>> Begin GIVEN INFORMATION
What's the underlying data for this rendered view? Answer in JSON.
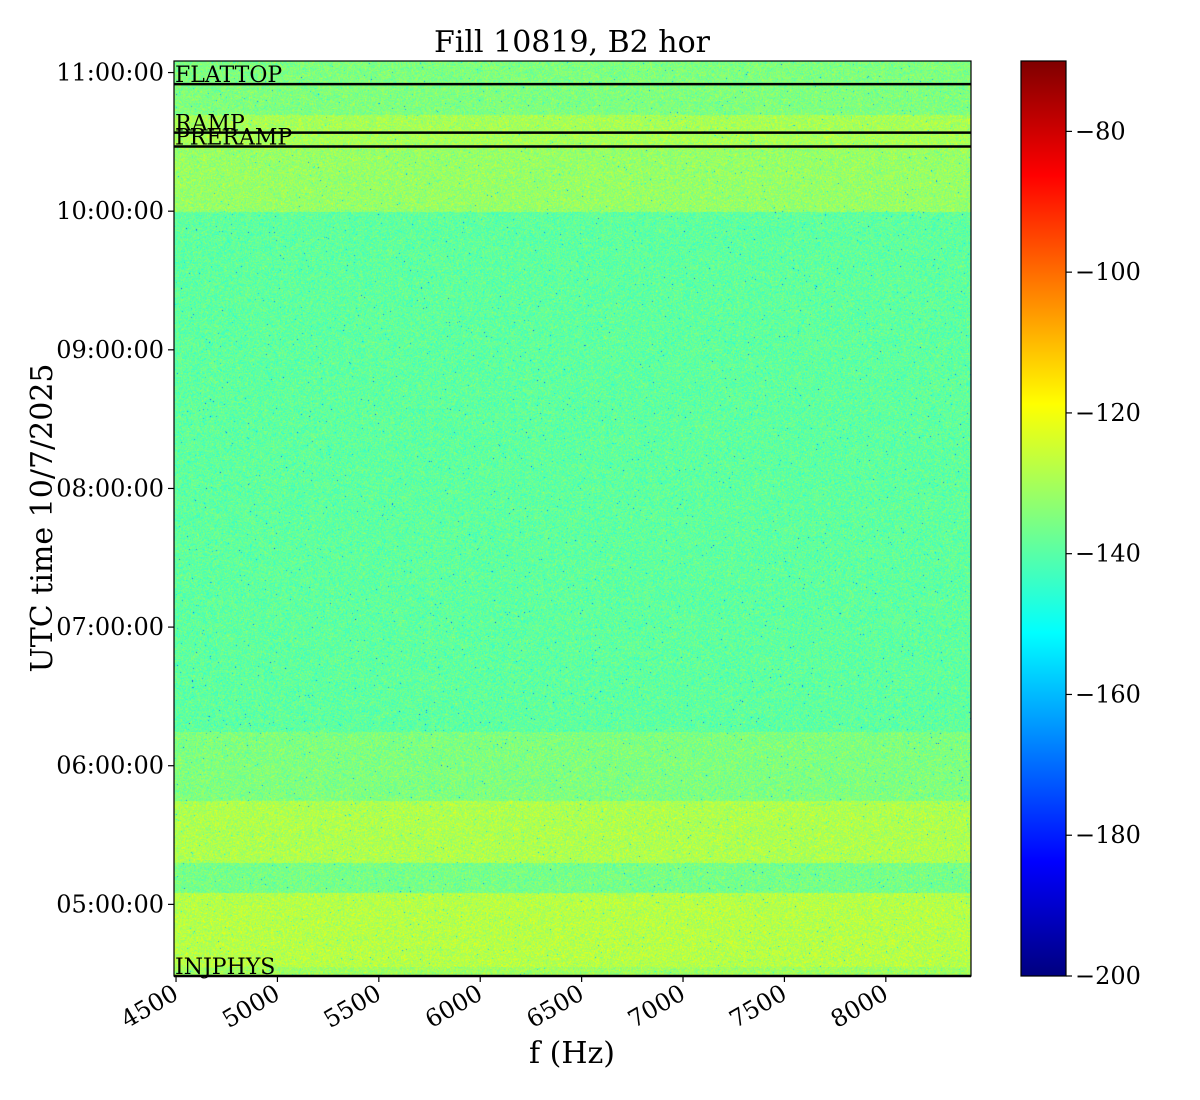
{
  "chart_data": {
    "type": "heatmap",
    "title": "Fill 10819, B2 hor",
    "xlabel": "f (Hz)",
    "ylabel": "UTC time 10/7/2025",
    "xlim": [
      4490,
      8420
    ],
    "x_ticks": [
      4500,
      5000,
      5500,
      6000,
      6500,
      7000,
      7500,
      8000
    ],
    "x_tick_labels": [
      "4500",
      "5000",
      "5500",
      "6000",
      "6500",
      "7000",
      "7500",
      "8000"
    ],
    "ylim": [
      "04:29:00",
      "11:05:00"
    ],
    "y_ticks": [
      "05:00:00",
      "06:00:00",
      "07:00:00",
      "08:00:00",
      "09:00:00",
      "10:00:00",
      "11:00:00"
    ],
    "y_tick_labels": [
      "05:00:00",
      "06:00:00",
      "07:00:00",
      "08:00:00",
      "09:00:00",
      "10:00:00",
      "11:00:00"
    ],
    "colormap": "jet",
    "colorbar": {
      "range": [
        -200,
        -70
      ],
      "ticks": [
        -80,
        -100,
        -120,
        -140,
        -160,
        -180,
        -200
      ],
      "tick_labels": [
        "−80",
        "−100",
        "−120",
        "−140",
        "−160",
        "−180",
        "−200"
      ]
    },
    "typical_level": -138,
    "level_bands": [
      {
        "from": "04:29:00",
        "to": "04:33:00",
        "level": -131
      },
      {
        "from": "04:33:00",
        "to": "05:05:00",
        "level": -128
      },
      {
        "from": "05:05:00",
        "to": "05:18:00",
        "level": -136
      },
      {
        "from": "05:18:00",
        "to": "05:45:00",
        "level": -129
      },
      {
        "from": "05:45:00",
        "to": "06:15:00",
        "level": -135
      },
      {
        "from": "06:15:00",
        "to": "10:00:00",
        "level": -139
      },
      {
        "from": "10:00:00",
        "to": "10:27:00",
        "level": -132
      },
      {
        "from": "10:27:00",
        "to": "10:42:00",
        "level": -130
      },
      {
        "from": "10:42:00",
        "to": "11:05:00",
        "level": -135
      }
    ],
    "phase_markers": [
      {
        "label": "INJPHYS",
        "time": "04:29:00"
      },
      {
        "label": "PRERAMP",
        "time": "10:28:00"
      },
      {
        "label": "RAMP",
        "time": "10:34:00"
      },
      {
        "label": "FLATTOP",
        "time": "10:55:00"
      }
    ]
  }
}
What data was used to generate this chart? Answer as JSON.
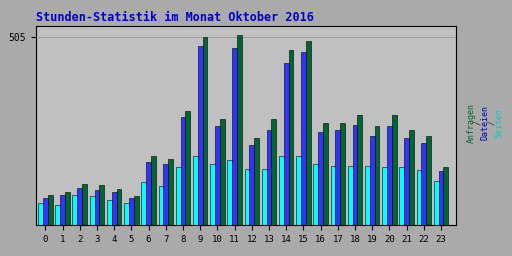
{
  "title": "Stunden-Statistik im Monat Oktober 2016",
  "ytick_label": "505",
  "hours": [
    0,
    1,
    2,
    3,
    4,
    5,
    6,
    7,
    8,
    9,
    10,
    11,
    12,
    13,
    14,
    15,
    16,
    17,
    18,
    19,
    20,
    21,
    22,
    23
  ],
  "cyan": [
    60,
    55,
    80,
    78,
    68,
    60,
    115,
    105,
    155,
    185,
    165,
    175,
    150,
    150,
    185,
    185,
    165,
    160,
    158,
    158,
    155,
    155,
    148,
    118
  ],
  "blue": [
    72,
    80,
    100,
    95,
    88,
    72,
    170,
    165,
    290,
    480,
    265,
    475,
    215,
    255,
    435,
    465,
    250,
    255,
    270,
    240,
    265,
    235,
    220,
    145
  ],
  "green": [
    80,
    88,
    110,
    108,
    98,
    78,
    185,
    178,
    305,
    505,
    285,
    510,
    235,
    285,
    470,
    495,
    275,
    275,
    295,
    265,
    295,
    255,
    240,
    155
  ],
  "color_cyan": "#00FFFF",
  "color_blue": "#3333FF",
  "color_green": "#006633",
  "bg_color": "#AAAAAA",
  "plot_bg": "#C0C0C0",
  "title_color": "#0000CC",
  "ylabel_color_seiten": "#00CCCC",
  "ylabel_color_dateien": "#0000BB",
  "ylabel_color_anfragen": "#006633",
  "bar_width": 0.28,
  "ylim": [
    0,
    535
  ],
  "border_color": "#000000",
  "grid_color": "#999999"
}
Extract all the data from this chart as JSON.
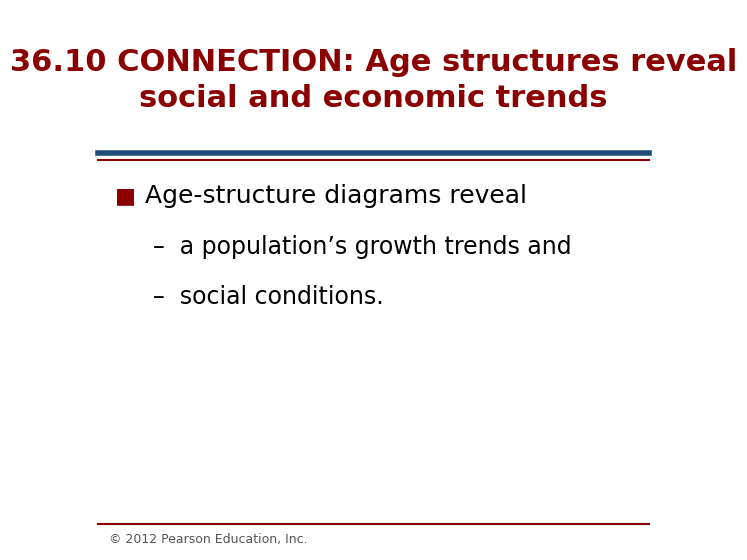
{
  "title_line1": "36.10 CONNECTION: Age structures reveal",
  "title_line2": "social and economic trends",
  "title_color": "#8B0000",
  "title_fontsize": 22,
  "title_bold": true,
  "separator_color_top": "#1F4E79",
  "separator_color_bottom": "#8B0000",
  "bullet_text": "Age-structure diagrams reveal",
  "bullet_color": "#8B0000",
  "bullet_fontsize": 18,
  "sub_bullet1": "a population’s growth trends and",
  "sub_bullet2": "social conditions.",
  "sub_fontsize": 17,
  "sub_color": "#000000",
  "footer_text": "© 2012 Pearson Education, Inc.",
  "footer_fontsize": 9,
  "background_color": "#ffffff"
}
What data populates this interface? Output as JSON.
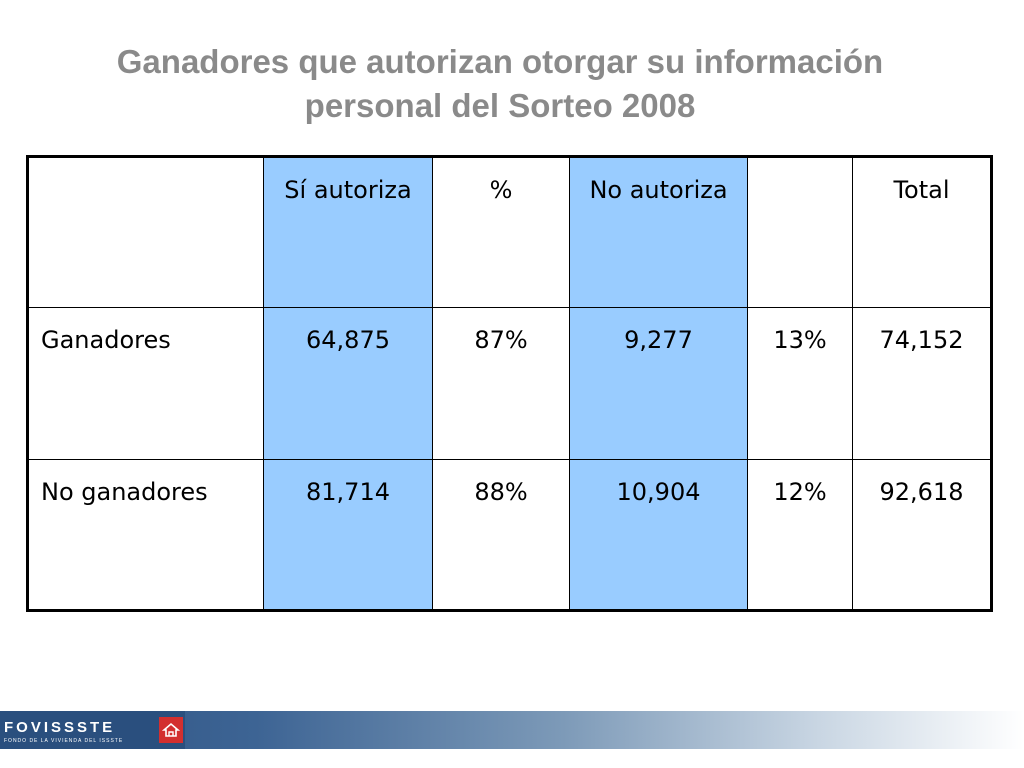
>> End GIVEN INFORMATION
• _GIVEN PROBLEM_: Return all lines with the word "social" in them.

• _REPLY_:
  "title_line2": "social and economic trends",
  "sub_bullet2": "social conditions.",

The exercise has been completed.